Auch ein im Rahmen des BMBF-Programms Biologische Sicherheitsforschung gefördertes Projekt hat sich eingehend mit der Messung von Bt-Gehalten in MON810 beschäftigt. Im April 2007 haben Johannes Jehle und Hang Thu Nguyen vom DLR in Neustand/Weinstraße ihre Ergebnisse in einer wissenschaftlichen Fachzeitschrift veröffentlicht.

bioSicherheit: Im Rahmen des von BMBF geförderten Sicherheitsforschungsprojekts haben Sie ebenfalls „deutliche“ Schwankungen im Bt-Toxin-Gehalt in den Pflanzen gefunden. Worauf führen Sie die Schwankungen zurück?

Johannes Jehle: Wir konnten zeigen, dass die Bt-Expression in Abhängigkeit des untersuchten Pflanzenorgans, der Entwicklungsstadien, des Standortes und damit der Witterung schwanken. Viele dieser Unterschiede sind statistisch signifikant. Weiterhin ist nicht auszuschließen, dass es auch sortenspezifische Schwankungen gibt, allerdings wurde dies von uns nicht untersucht.

▸ **IHRE AUFGABE**:
Nennen Sie alle Faktoren, von denen die Bt-Expression laut Johannes Jehle im Text zum Bt-Gehalt in MON810 nachweislich abhängt.

▸ **GEGEBENE ANGABEN**:
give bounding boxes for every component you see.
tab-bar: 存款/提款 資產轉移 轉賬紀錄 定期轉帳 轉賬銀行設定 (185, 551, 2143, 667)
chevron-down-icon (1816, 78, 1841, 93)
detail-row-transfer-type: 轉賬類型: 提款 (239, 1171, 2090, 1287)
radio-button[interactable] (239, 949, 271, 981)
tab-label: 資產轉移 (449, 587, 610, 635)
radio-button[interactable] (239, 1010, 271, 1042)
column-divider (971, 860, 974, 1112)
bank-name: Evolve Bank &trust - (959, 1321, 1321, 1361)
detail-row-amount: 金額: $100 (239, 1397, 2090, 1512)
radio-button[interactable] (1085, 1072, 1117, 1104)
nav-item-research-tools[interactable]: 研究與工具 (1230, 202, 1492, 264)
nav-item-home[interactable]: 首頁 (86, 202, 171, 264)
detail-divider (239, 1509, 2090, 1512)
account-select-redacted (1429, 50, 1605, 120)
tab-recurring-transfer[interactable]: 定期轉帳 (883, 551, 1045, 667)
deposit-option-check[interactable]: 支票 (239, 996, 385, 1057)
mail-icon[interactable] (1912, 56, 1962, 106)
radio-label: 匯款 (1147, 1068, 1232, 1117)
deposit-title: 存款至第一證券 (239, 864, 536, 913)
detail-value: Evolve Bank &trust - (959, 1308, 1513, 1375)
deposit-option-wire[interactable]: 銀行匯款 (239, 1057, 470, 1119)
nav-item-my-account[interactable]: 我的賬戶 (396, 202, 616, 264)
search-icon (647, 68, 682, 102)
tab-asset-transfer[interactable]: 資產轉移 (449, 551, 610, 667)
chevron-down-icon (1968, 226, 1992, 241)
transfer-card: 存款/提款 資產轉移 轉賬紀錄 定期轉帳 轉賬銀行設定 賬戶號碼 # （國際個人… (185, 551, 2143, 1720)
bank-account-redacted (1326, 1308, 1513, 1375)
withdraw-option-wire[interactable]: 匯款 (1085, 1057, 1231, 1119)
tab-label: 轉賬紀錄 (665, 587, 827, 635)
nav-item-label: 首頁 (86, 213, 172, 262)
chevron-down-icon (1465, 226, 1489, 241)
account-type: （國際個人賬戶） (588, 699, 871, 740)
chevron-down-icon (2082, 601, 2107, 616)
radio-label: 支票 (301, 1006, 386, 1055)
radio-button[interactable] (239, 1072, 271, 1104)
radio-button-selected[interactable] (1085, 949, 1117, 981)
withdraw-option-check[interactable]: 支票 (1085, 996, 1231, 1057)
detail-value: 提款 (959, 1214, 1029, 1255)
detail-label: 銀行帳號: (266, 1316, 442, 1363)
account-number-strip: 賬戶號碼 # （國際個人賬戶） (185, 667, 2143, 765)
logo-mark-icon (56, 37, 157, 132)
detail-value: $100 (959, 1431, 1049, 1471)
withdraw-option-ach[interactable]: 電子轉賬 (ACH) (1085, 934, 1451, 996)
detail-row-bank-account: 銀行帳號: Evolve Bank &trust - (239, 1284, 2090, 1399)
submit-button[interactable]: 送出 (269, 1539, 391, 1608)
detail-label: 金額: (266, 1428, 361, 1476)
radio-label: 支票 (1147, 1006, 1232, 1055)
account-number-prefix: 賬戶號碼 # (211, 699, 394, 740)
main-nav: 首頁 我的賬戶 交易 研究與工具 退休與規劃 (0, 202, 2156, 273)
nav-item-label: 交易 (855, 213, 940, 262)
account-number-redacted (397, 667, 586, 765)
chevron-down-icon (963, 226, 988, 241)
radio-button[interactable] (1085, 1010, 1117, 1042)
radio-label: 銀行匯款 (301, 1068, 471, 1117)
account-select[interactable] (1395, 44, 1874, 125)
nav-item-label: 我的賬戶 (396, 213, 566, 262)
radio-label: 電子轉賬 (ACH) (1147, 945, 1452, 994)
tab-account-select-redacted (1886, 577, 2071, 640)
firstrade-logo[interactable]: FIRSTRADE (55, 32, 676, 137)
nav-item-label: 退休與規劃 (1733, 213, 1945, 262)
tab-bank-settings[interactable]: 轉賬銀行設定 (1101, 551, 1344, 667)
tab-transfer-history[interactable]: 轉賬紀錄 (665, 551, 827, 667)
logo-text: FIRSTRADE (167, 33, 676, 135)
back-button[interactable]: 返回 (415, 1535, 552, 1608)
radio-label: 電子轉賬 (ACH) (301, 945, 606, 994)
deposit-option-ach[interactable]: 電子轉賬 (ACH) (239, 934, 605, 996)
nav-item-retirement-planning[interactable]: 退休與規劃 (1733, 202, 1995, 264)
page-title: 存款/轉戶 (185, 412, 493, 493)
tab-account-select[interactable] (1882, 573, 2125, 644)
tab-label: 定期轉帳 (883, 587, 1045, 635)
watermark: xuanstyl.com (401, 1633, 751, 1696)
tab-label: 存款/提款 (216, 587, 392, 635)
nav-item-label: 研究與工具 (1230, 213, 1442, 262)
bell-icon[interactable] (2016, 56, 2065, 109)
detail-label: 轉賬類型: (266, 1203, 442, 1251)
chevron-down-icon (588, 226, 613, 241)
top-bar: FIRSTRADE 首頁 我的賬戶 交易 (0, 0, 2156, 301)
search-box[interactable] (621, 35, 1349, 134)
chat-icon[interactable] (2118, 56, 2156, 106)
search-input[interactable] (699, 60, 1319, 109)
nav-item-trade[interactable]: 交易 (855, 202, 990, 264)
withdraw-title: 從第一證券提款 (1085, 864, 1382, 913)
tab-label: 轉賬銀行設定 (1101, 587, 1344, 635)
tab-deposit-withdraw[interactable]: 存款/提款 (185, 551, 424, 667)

▸ **IHRE ANTWORT**:
das untersuchte Pflanzenorgan, die Entwicklungsstadien, der Standort, die Witterung